Set problem: Your task is to transcribe all of the data below exactly, omitting the images.

* Begin *

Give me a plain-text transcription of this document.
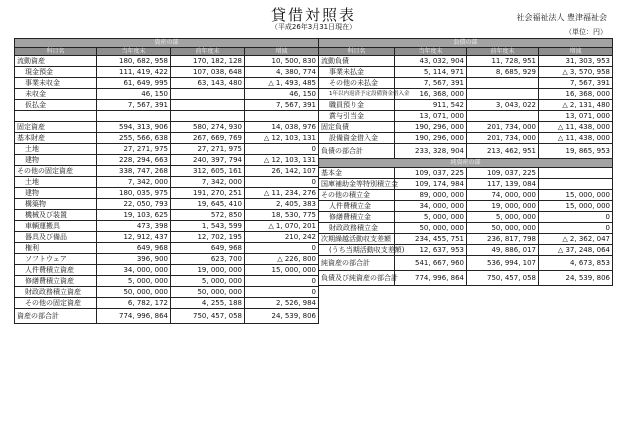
貸借対照表
（平成26年3月31日現在）
社会福祉法人 豊津福祉会
（単位：円）
資産の部			
科目名	当年度末	前年度末	増減
流動資産	180, 682, 958	170, 182, 128	10, 500, 830
現金預金	111, 419, 422	107, 038, 648	4, 380, 774
事業未収金	61, 649, 995	63, 143, 480	△ 1, 493, 485
未収金	46, 150		46, 150
仮払金	7, 567, 391		7, 567, 391

固定資産	594, 313, 906	580, 274, 930	14, 038, 976
基本財産	255, 566, 638	267, 669, 769	△ 12, 103, 131
土地	27, 271, 975	27, 271, 975	0
建物	228, 294, 663	240, 397, 794	△ 12, 103, 131
その他の固定資産	338, 747, 268	312, 605, 161	26, 142, 107
土地	7, 342, 000	7, 342, 000	0
建物	180, 035, 975	191, 270, 251	△ 11, 234, 276
構築物	22, 050, 793	19, 645, 410	2, 405, 383
機械及び装置	19, 103, 625	572, 850	18, 530, 775
車輌運搬具	473, 398	1, 543, 599	△ 1, 070, 201
器具及び備品	12, 912, 437	12, 702, 195	210, 242
権利	649, 968	649, 968	0
ソフトウェア	396, 900	623, 700	△ 226, 800
人件費積立資産	34, 000, 000	19, 000, 000	15, 000, 000
修繕費積立資産	5, 000, 000	5, 000, 000	0
財政政務積立資産	50, 000, 000	50, 000, 000	0
その他の固定資産	6, 782, 172	4, 255, 188	2, 526, 984
資産の部合計	774, 996, 864	750, 457, 058	24, 539, 806
負債の部			
科目名	当年度末	前年度末	増減
流動負債	43, 032, 904	11, 728, 951	31, 303, 953
事業未払金	5, 114, 971	8, 685, 929	△ 3, 570, 958
その他の未払金	7, 567, 391		7, 567, 391
1年以内返済予定設備資金借入金	16, 368, 000		16, 368, 000
職員預り金	911, 542	3, 043, 022	△ 2, 131, 480
賞与引当金	13, 071, 000		13, 071, 000
固定負債	190, 296, 000	201, 734, 000	△ 11, 438, 000
設備資金借入金	190, 296, 000	201, 734, 000	△ 11, 438, 000
負債の部合計	233, 328, 904	213, 462, 951	19, 865, 953
純資産の部			
基本金	109, 037, 225	109, 037, 225	
国庫補助金等特別積立金	109, 174, 984	117, 139, 084	
その他の積立金	89, 000, 000	74, 000, 000	15, 000, 000
人件費積立金	34, 000, 000	19, 000, 000	15, 000, 000
修繕費積立金	5, 000, 000	5, 000, 000	0
財政政務積立金	50, 000, 000	50, 000, 000	0
次期繰越活動収支差額	234, 455, 751	236, 817, 798	△ 2, 362, 047
(うち当期活動収支差額)	12, 637, 953	49, 886, 017	△ 37, 248, 064
純資産の部合計	541, 667, 960	536, 994, 107	4, 673, 853
負債及び純資産の部合計	774, 996, 864	750, 457, 058	24, 539, 806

* End *

Finished answer:
Give me a plain-text transcription of this document.
貸借対照表
（平成26年3月31日現在）
社会福祉法人 豊津福祉会
（単位：円）
資産の部			
科目名	当年度末	前年度末	増減
流動資産	180, 682, 958	170, 182, 128	10, 500, 830
現金預金	111, 419, 422	107, 038, 648	4, 380, 774
事業未収金	61, 649, 995	63, 143, 480	△ 1, 493, 485
未収金	46, 150		46, 150
仮払金	7, 567, 391		7, 567, 391

固定資産	594, 313, 906	580, 274, 930	14, 038, 976
基本財産	255, 566, 638	267, 669, 769	△ 12, 103, 131
土地	27, 271, 975	27, 271, 975	0
建物	228, 294, 663	240, 397, 794	△ 12, 103, 131
その他の固定資産	338, 747, 268	312, 605, 161	26, 142, 107
土地	7, 342, 000	7, 342, 000	0
建物	180, 035, 975	191, 270, 251	△ 11, 234, 276
構築物	22, 050, 793	19, 645, 410	2, 405, 383
機械及び装置	19, 103, 625	572, 850	18, 530, 775
車輌運搬具	473, 398	1, 543, 599	△ 1, 070, 201
器具及び備品	12, 912, 437	12, 702, 195	210, 242
権利	649, 968	649, 968	0
ソフトウェア	396, 900	623, 700	△ 226, 800
人件費積立資産	34, 000, 000	19, 000, 000	15, 000, 000
修繕費積立資産	5, 000, 000	5, 000, 000	0
財政政務積立資産	50, 000, 000	50, 000, 000	0
その他の固定資産	6, 782, 172	4, 255, 188	2, 526, 984
資産の部合計	774, 996, 864	750, 457, 058	24, 539, 806
負債の部			
科目名	当年度末	前年度末	増減
流動負債	43, 032, 904	11, 728, 951	31, 303, 953
事業未払金	5, 114, 971	8, 685, 929	△ 3, 570, 958
その他の未払金	7, 567, 391		7, 567, 391
1年以内返済予定設備資金借入金	16, 368, 000		16, 368, 000
職員預り金	911, 542	3, 043, 022	△ 2, 131, 480
賞与引当金	13, 071, 000		13, 071, 000
固定負債	190, 296, 000	201, 734, 000	△ 11, 438, 000
設備資金借入金	190, 296, 000	201, 734, 000	△ 11, 438, 000
負債の部合計	233, 328, 904	213, 462, 951	19, 865, 953
純資産の部			
基本金	109, 037, 225	109, 037, 225	
国庫補助金等特別積立金	109, 174, 984	117, 139, 084	
その他の積立金	89, 000, 000	74, 000, 000	15, 000, 000
人件費積立金	34, 000, 000	19, 000, 000	15, 000, 000
修繕費積立金	5, 000, 000	5, 000, 000	0
財政政務積立金	50, 000, 000	50, 000, 000	0
次期繰越活動収支差額	234, 455, 751	236, 817, 798	△ 2, 362, 047
(うち当期活動収支差額)	12, 637, 953	49, 886, 017	△ 37, 248, 064
純資産の部合計	541, 667, 960	536, 994, 107	4, 673, 853
負債及び純資産の部合計	774, 996, 864	750, 457, 058	24, 539, 806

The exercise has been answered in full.